Data entries:
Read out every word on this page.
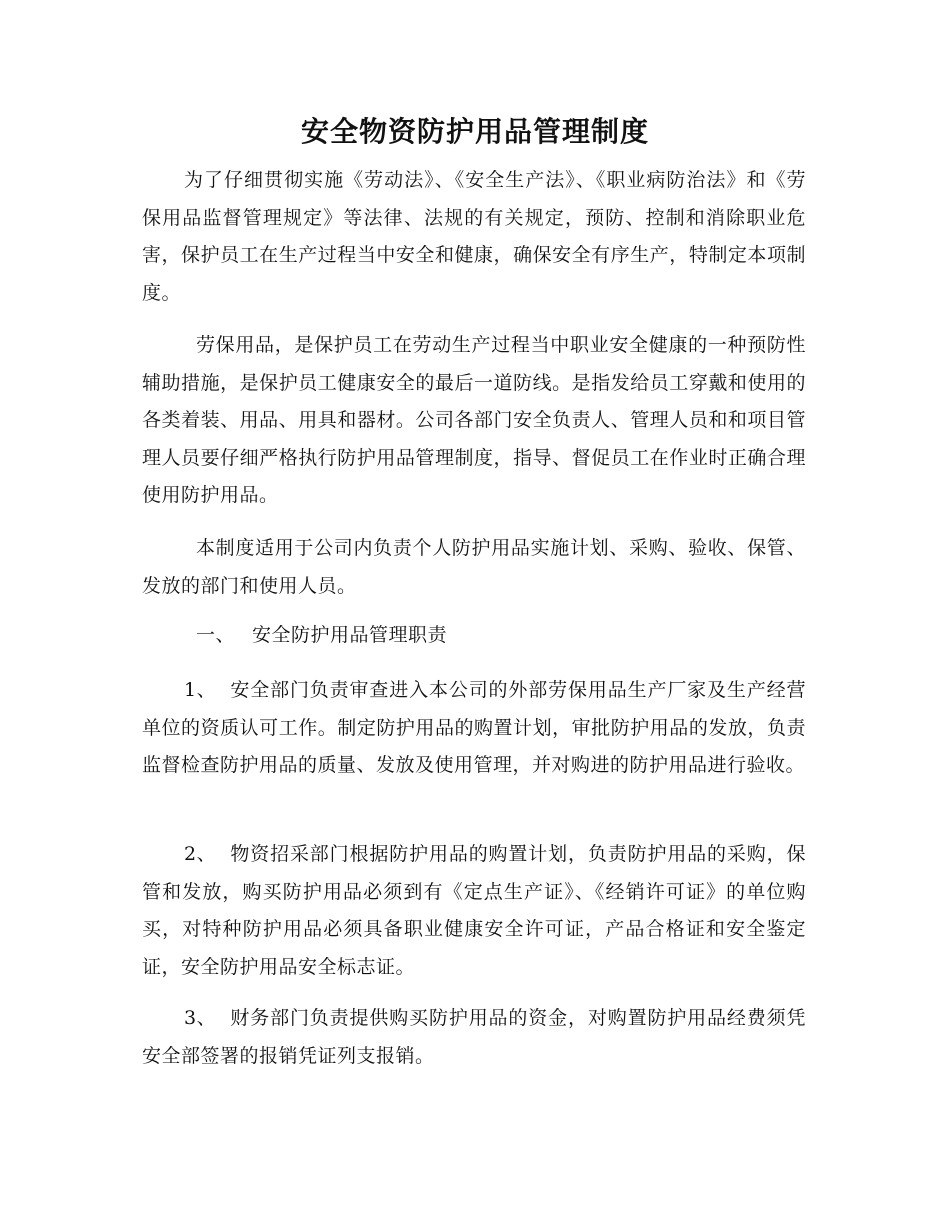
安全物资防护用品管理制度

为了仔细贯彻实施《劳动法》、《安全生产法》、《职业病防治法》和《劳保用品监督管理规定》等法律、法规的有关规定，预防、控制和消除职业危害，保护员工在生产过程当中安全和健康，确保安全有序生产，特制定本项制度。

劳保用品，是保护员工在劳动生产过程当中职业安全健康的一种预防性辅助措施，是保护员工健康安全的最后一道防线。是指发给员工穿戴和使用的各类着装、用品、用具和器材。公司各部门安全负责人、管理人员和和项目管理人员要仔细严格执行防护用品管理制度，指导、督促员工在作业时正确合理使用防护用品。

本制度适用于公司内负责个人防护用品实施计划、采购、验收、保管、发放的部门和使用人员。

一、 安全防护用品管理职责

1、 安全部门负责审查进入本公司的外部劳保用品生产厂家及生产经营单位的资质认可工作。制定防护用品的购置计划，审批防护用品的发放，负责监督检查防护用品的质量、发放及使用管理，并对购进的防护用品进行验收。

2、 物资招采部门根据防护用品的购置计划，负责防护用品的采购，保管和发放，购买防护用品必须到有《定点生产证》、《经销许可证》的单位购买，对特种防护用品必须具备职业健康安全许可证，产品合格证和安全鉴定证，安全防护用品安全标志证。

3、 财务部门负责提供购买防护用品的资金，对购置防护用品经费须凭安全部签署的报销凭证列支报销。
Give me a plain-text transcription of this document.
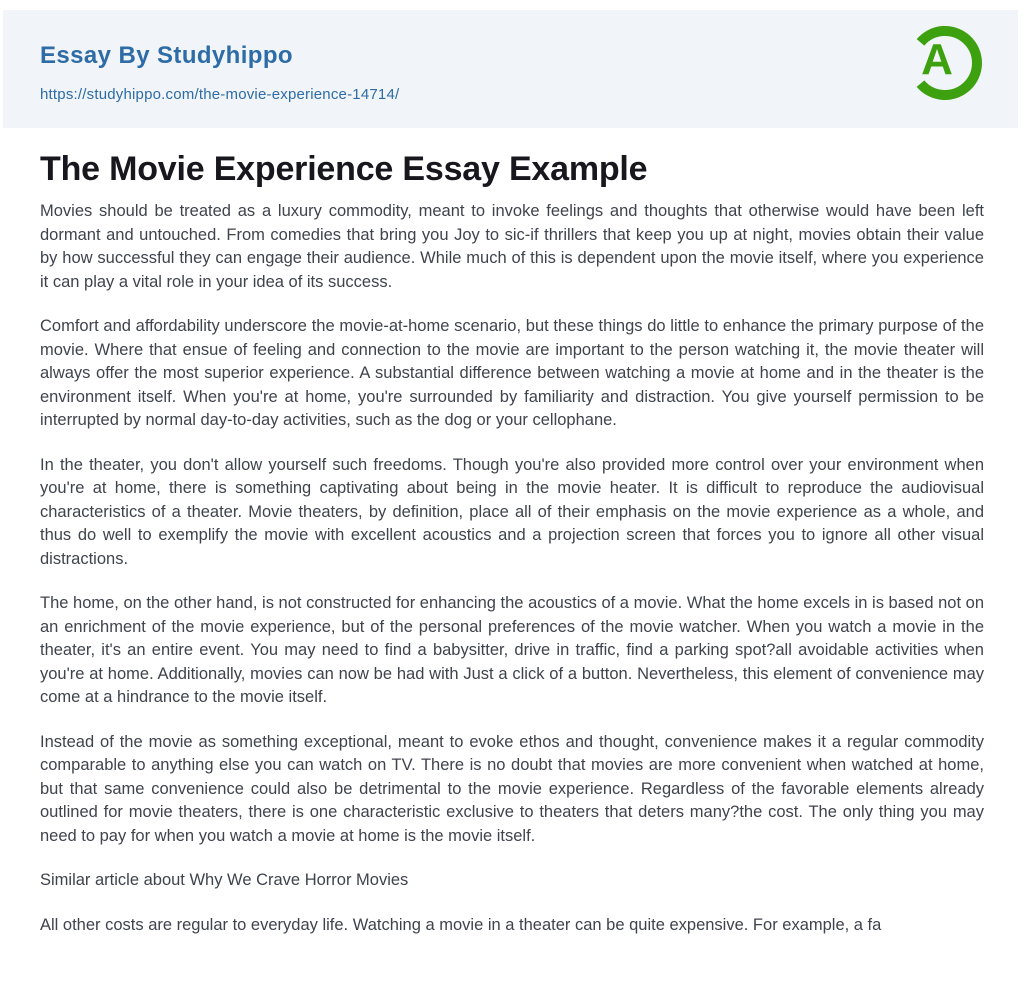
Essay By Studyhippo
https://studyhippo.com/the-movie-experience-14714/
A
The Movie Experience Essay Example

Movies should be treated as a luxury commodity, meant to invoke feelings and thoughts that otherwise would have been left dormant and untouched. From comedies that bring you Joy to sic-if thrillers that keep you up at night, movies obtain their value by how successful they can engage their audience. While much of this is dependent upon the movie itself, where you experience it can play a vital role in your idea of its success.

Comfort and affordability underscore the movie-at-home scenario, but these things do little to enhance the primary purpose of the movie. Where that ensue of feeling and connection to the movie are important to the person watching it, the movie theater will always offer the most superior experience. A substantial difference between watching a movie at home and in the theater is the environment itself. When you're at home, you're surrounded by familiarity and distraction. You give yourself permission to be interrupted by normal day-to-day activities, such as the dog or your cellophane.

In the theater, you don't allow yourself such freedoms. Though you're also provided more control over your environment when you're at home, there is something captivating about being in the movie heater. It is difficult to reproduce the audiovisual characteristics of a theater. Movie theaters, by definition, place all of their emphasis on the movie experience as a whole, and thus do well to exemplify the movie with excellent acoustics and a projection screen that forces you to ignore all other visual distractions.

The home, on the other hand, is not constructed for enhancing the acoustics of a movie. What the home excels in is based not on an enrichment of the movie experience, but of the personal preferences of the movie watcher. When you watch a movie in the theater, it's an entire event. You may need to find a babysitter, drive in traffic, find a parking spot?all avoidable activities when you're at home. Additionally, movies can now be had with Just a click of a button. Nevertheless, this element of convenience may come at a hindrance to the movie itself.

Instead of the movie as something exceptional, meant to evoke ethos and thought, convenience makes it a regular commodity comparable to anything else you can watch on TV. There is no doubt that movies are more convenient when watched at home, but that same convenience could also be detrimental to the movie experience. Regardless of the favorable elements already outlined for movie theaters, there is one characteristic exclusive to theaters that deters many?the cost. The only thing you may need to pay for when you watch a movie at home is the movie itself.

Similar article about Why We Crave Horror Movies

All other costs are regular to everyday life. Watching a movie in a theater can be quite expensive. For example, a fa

> **Exercise brief**:
For each line above that contains the word "Essay", copy that line.

> **Final result**:
Essay By Studyhippo
The Movie Experience Essay Example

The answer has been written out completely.